Written exercise ->
Write out the records that appear below, verbatim and complete, but without pictures.

_ _ _ _

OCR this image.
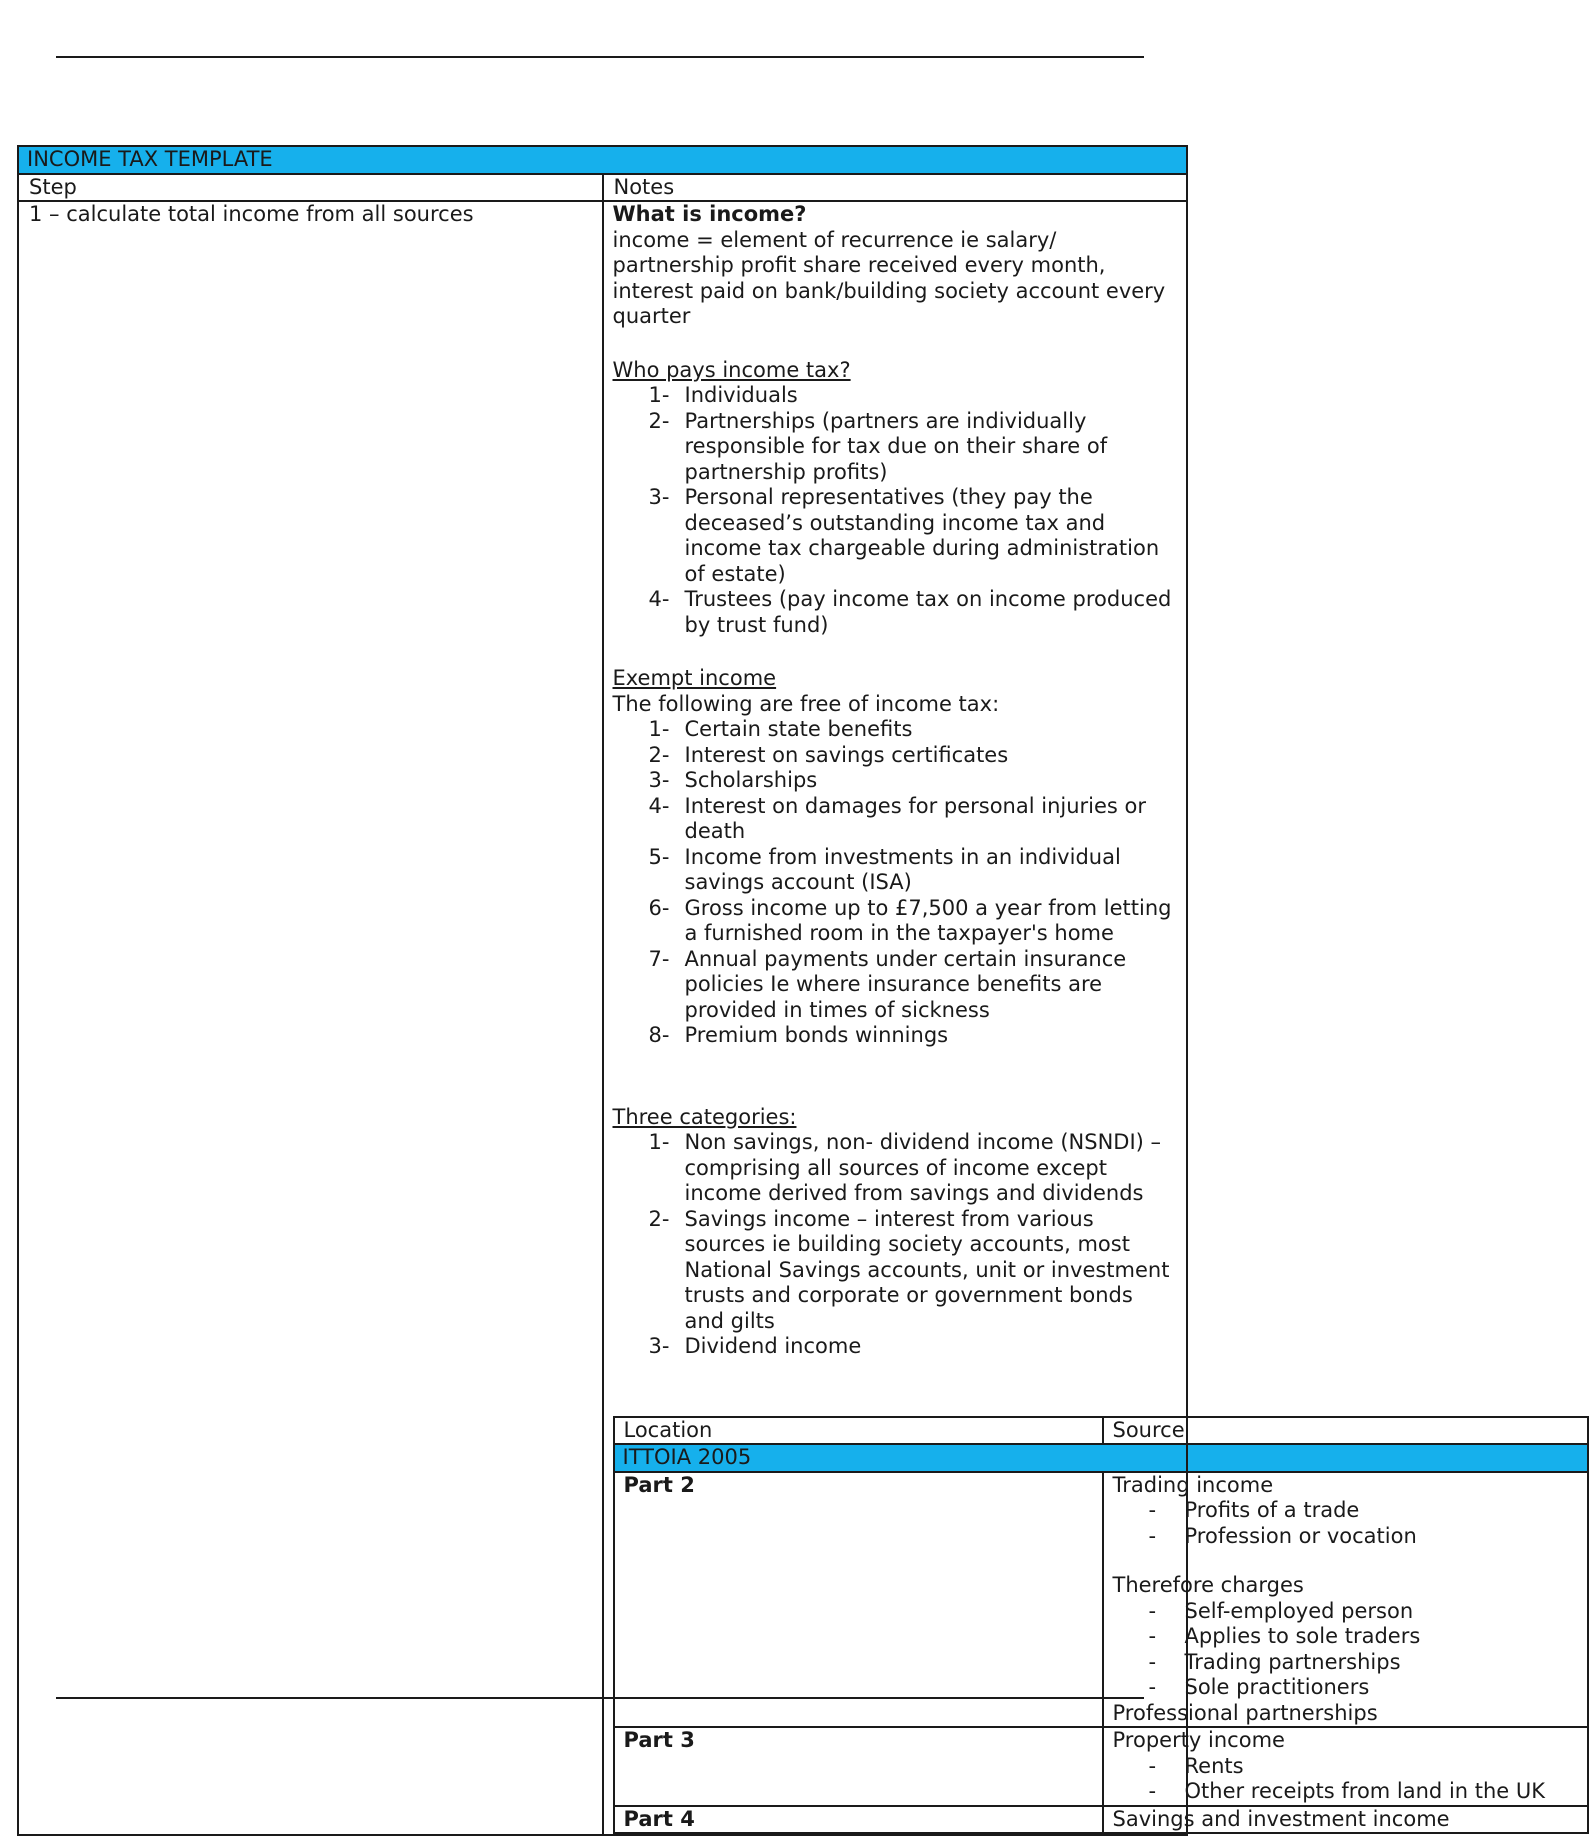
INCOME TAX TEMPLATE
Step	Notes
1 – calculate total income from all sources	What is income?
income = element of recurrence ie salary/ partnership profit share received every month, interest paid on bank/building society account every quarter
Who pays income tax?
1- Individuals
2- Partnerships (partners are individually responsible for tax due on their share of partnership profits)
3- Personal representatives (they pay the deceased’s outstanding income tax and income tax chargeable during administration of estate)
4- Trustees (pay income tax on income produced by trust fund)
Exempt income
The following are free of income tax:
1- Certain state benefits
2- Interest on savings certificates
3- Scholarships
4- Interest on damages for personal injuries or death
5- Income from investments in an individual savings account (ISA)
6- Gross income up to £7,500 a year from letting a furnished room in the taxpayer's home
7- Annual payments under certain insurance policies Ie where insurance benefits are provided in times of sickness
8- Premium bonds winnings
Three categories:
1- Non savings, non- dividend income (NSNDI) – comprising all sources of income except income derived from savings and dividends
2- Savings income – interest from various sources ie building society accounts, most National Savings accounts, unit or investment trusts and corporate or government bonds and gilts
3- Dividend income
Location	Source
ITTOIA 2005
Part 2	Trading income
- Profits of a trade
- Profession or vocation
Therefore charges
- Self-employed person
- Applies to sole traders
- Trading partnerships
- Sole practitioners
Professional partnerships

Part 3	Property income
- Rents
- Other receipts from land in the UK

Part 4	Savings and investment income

_ _ _ _

Result below ->
OCR this image.
INCOME TAX TEMPLATE
Step	Notes
1 – calculate total income from all sources	What is income?
income = element of recurrence ie salary/ partnership profit share received every month, interest paid on bank/building society account every quarter
Who pays income tax?
1- Individuals
2- Partnerships (partners are individually responsible for tax due on their share of partnership profits)
3- Personal representatives (they pay the deceased’s outstanding income tax and income tax chargeable during administration of estate)
4- Trustees (pay income tax on income produced by trust fund)
Exempt income
The following are free of income tax:
1- Certain state benefits
2- Interest on savings certificates
3- Scholarships
4- Interest on damages for personal injuries or death
5- Income from investments in an individual savings account (ISA)
6- Gross income up to £7,500 a year from letting a furnished room in the taxpayer's home
7- Annual payments under certain insurance policies Ie where insurance benefits are provided in times of sickness
8- Premium bonds winnings
Three categories:
1- Non savings, non- dividend income (NSNDI) – comprising all sources of income except income derived from savings and dividends
2- Savings income – interest from various sources ie building society accounts, most National Savings accounts, unit or investment trusts and corporate or government bonds and gilts
3- Dividend income
Location	Source
ITTOIA 2005
Part 2	Trading income
- Profits of a trade
- Profession or vocation
Therefore charges
- Self-employed person
- Applies to sole traders
- Trading partnerships
- Sole practitioners
Professional partnerships

Part 3	Property income
- Rents
- Other receipts from land in the UK

Part 4	Savings and investment income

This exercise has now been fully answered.